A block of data
%%

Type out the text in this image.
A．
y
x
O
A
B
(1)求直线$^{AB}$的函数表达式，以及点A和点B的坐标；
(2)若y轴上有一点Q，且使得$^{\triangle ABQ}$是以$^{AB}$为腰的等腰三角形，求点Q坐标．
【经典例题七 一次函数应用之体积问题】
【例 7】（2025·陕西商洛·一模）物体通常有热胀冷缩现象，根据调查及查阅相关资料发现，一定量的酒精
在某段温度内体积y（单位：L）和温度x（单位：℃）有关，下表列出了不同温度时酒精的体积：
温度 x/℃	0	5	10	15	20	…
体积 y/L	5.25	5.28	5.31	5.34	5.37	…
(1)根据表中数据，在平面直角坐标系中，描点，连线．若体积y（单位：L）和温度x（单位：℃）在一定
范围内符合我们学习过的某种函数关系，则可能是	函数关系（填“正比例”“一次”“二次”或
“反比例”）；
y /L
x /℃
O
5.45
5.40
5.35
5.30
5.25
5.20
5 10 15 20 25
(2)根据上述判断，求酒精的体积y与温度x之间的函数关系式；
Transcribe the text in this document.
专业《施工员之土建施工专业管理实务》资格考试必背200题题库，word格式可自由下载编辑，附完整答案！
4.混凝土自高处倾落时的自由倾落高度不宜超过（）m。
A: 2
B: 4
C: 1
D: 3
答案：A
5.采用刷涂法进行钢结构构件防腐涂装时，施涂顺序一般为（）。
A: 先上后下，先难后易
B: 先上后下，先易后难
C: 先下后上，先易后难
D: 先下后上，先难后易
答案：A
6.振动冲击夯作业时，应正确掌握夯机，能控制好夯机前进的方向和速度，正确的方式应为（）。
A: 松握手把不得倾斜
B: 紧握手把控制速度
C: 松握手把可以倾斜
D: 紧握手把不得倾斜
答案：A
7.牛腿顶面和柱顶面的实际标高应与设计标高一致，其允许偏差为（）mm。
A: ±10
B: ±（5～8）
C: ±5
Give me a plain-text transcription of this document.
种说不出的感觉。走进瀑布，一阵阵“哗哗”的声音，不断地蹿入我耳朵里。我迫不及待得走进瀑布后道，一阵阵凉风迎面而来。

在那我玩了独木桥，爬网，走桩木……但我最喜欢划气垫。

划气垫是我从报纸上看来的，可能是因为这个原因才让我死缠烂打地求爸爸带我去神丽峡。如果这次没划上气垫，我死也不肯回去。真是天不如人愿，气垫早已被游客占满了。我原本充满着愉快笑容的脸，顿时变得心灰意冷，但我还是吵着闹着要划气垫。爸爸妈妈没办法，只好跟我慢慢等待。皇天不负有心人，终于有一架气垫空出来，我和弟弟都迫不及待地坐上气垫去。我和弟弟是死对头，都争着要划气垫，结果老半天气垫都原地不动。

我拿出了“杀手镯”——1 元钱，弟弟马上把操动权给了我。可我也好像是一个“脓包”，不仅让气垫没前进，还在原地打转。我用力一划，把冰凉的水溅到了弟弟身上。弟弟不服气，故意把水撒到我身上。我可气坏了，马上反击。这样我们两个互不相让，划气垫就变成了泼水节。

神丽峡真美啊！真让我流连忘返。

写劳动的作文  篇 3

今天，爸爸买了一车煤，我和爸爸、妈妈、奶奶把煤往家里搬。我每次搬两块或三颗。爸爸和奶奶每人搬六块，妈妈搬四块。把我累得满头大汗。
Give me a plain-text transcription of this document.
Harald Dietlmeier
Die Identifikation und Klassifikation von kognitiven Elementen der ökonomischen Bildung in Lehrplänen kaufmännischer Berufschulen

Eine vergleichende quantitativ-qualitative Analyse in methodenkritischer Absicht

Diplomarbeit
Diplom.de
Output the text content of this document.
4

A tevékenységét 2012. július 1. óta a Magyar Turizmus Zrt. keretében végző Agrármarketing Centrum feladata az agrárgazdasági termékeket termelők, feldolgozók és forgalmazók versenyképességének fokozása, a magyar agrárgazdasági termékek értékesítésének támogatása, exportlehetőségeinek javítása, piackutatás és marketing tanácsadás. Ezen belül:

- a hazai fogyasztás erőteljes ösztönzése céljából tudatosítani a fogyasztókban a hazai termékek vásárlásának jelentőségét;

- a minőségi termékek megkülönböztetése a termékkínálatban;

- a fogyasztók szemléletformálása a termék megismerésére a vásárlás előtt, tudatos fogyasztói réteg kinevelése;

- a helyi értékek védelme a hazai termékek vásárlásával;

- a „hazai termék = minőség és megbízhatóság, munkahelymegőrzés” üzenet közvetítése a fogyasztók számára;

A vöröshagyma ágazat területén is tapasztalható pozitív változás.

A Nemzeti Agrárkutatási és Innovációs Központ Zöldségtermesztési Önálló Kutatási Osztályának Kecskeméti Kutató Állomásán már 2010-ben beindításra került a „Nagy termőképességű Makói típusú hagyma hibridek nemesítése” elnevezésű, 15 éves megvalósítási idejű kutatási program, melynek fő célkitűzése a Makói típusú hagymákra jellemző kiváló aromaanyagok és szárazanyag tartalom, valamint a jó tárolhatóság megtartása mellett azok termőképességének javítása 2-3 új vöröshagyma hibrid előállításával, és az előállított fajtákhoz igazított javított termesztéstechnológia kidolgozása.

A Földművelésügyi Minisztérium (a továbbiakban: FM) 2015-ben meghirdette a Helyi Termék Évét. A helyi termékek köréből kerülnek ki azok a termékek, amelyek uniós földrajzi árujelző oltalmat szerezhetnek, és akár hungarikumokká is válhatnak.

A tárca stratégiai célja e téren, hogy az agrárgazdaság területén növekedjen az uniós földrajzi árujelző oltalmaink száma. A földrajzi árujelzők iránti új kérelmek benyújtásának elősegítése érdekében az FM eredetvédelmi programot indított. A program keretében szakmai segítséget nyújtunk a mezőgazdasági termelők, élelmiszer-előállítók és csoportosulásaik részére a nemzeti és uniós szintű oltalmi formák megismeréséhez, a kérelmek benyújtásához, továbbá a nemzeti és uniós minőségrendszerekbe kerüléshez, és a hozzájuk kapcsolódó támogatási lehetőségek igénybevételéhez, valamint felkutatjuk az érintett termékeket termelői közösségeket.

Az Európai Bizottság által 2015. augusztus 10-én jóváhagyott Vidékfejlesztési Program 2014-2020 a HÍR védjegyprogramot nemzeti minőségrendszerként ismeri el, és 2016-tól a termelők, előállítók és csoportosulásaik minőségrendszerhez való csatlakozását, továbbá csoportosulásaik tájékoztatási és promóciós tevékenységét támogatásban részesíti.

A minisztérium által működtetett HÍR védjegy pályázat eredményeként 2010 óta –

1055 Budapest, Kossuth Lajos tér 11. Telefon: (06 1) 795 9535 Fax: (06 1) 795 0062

%%

What needs to be done
Your task is to quote all of the data word for word.

Solution to the problem
Type out the text in this image.
A．
y
x
O
A
B
(1)求直线$^{AB}$的函数表达式，以及点A和点B的坐标；
(2)若y轴上有一点Q，且使得$^{\triangle ABQ}$是以$^{AB}$为腰的等腰三角形，求点Q坐标．
【经典例题七 一次函数应用之体积问题】
【例 7】（2025·陕西商洛·一模）物体通常有热胀冷缩现象，根据调查及查阅相关资料发现，一定量的酒精
在某段温度内体积y（单位：L）和温度x（单位：℃）有关，下表列出了不同温度时酒精的体积：
温度 x/℃	0	5	10	15	20	…
体积 y/L	5.25	5.28	5.31	5.34	5.37	…
(1)根据表中数据，在平面直角坐标系中，描点，连线．若体积y（单位：L）和温度x（单位：℃）在一定
范围内符合我们学习过的某种函数关系，则可能是	函数关系（填“正比例”“一次”“二次”或
“反比例”）；
y /L
x /℃
O
5.45
5.40
5.35
5.30
5.25
5.20
5 10 15 20 25
(2)根据上述判断，求酒精的体积y与温度x之间的函数关系式；
Transcribe the text in this document.
专业《施工员之土建施工专业管理实务》资格考试必背200题题库，word格式可自由下载编辑，附完整答案！
4.混凝土自高处倾落时的自由倾落高度不宜超过（）m。
A: 2
B: 4
C: 1
D: 3
答案：A
5.采用刷涂法进行钢结构构件防腐涂装时，施涂顺序一般为（）。
A: 先上后下，先难后易
B: 先上后下，先易后难
C: 先下后上，先易后难
D: 先下后上，先难后易
答案：A
6.振动冲击夯作业时，应正确掌握夯机，能控制好夯机前进的方向和速度，正确的方式应为（）。
A: 松握手把不得倾斜
B: 紧握手把控制速度
C: 松握手把可以倾斜
D: 紧握手把不得倾斜
答案：A
7.牛腿顶面和柱顶面的实际标高应与设计标高一致，其允许偏差为（）mm。
A: ±10
B: ±（5～8）
C: ±5
Give me a plain-text transcription of this document.
种说不出的感觉。走进瀑布，一阵阵“哗哗”的声音，不断地蹿入我耳朵里。我迫不及待得走进瀑布后道，一阵阵凉风迎面而来。

在那我玩了独木桥，爬网，走桩木……但我最喜欢划气垫。

划气垫是我从报纸上看来的，可能是因为这个原因才让我死缠烂打地求爸爸带我去神丽峡。如果这次没划上气垫，我死也不肯回去。真是天不如人愿，气垫早已被游客占满了。我原本充满着愉快笑容的脸，顿时变得心灰意冷，但我还是吵着闹着要划气垫。爸爸妈妈没办法，只好跟我慢慢等待。皇天不负有心人，终于有一架气垫空出来，我和弟弟都迫不及待地坐上气垫去。我和弟弟是死对头，都争着要划气垫，结果老半天气垫都原地不动。

我拿出了“杀手镯”——1 元钱，弟弟马上把操动权给了我。可我也好像是一个“脓包”，不仅让气垫没前进，还在原地打转。我用力一划，把冰凉的水溅到了弟弟身上。弟弟不服气，故意把水撒到我身上。我可气坏了，马上反击。这样我们两个互不相让，划气垫就变成了泼水节。

神丽峡真美啊！真让我流连忘返。

写劳动的作文  篇 3

今天，爸爸买了一车煤，我和爸爸、妈妈、奶奶把煤往家里搬。我每次搬两块或三颗。爸爸和奶奶每人搬六块，妈妈搬四块。把我累得满头大汗。
Give me a plain-text transcription of this document.
Harald Dietlmeier
Die Identifikation und Klassifikation von kognitiven Elementen der ökonomischen Bildung in Lehrplänen kaufmännischer Berufschulen

Eine vergleichende quantitativ-qualitative Analyse in methodenkritischer Absicht

Diplomarbeit
Diplom.de
Output the text content of this document.
4

A tevékenységét 2012. július 1. óta a Magyar Turizmus Zrt. keretében végző Agrármarketing Centrum feladata az agrárgazdasági termékeket termelők, feldolgozók és forgalmazók versenyképességének fokozása, a magyar agrárgazdasági termékek értékesítésének támogatása, exportlehetőségeinek javítása, piackutatás és marketing tanácsadás. Ezen belül:

- a hazai fogyasztás erőteljes ösztönzése céljából tudatosítani a fogyasztókban a hazai termékek vásárlásának jelentőségét;

- a minőségi termékek megkülönböztetése a termékkínálatban;

- a fogyasztók szemléletformálása a termék megismerésére a vásárlás előtt, tudatos fogyasztói réteg kinevelése;

- a helyi értékek védelme a hazai termékek vásárlásával;

- a „hazai termék = minőség és megbízhatóság, munkahelymegőrzés” üzenet közvetítése a fogyasztók számára;

A vöröshagyma ágazat területén is tapasztalható pozitív változás.

A Nemzeti Agrárkutatási és Innovációs Központ Zöldségtermesztési Önálló Kutatási Osztályának Kecskeméti Kutató Állomásán már 2010-ben beindításra került a „Nagy termőképességű Makói típusú hagyma hibridek nemesítése” elnevezésű, 15 éves megvalósítási idejű kutatási program, melynek fő célkitűzése a Makói típusú hagymákra jellemző kiváló aromaanyagok és szárazanyag tartalom, valamint a jó tárolhatóság megtartása mellett azok termőképességének javítása 2-3 új vöröshagyma hibrid előállításával, és az előállított fajtákhoz igazított javított termesztéstechnológia kidolgozása.

A Földművelésügyi Minisztérium (a továbbiakban: FM) 2015-ben meghirdette a Helyi Termék Évét. A helyi termékek köréből kerülnek ki azok a termékek, amelyek uniós földrajzi árujelző oltalmat szerezhetnek, és akár hungarikumokká is válhatnak.

A tárca stratégiai célja e téren, hogy az agrárgazdaság területén növekedjen az uniós földrajzi árujelző oltalmaink száma. A földrajzi árujelzők iránti új kérelmek benyújtásának elősegítése érdekében az FM eredetvédelmi programot indított. A program keretében szakmai segítséget nyújtunk a mezőgazdasági termelők, élelmiszer-előállítók és csoportosulásaik részére a nemzeti és uniós szintű oltalmi formák megismeréséhez, a kérelmek benyújtásához, továbbá a nemzeti és uniós minőségrendszerekbe kerüléshez, és a hozzájuk kapcsolódó támogatási lehetőségek igénybevételéhez, valamint felkutatjuk az érintett termékeket termelői közösségeket.

Az Európai Bizottság által 2015. augusztus 10-én jóváhagyott Vidékfejlesztési Program 2014-2020 a HÍR védjegyprogramot nemzeti minőségrendszerként ismeri el, és 2016-tól a termelők, előállítók és csoportosulásaik minőségrendszerhez való csatlakozását, továbbá csoportosulásaik tájékoztatási és promóciós tevékenységét támogatásban részesíti.

A minisztérium által működtetett HÍR védjegy pályázat eredményeként 2010 óta –

1055 Budapest, Kossuth Lajos tér 11. Telefon: (06 1) 795 9535 Fax: (06 1) 795 0062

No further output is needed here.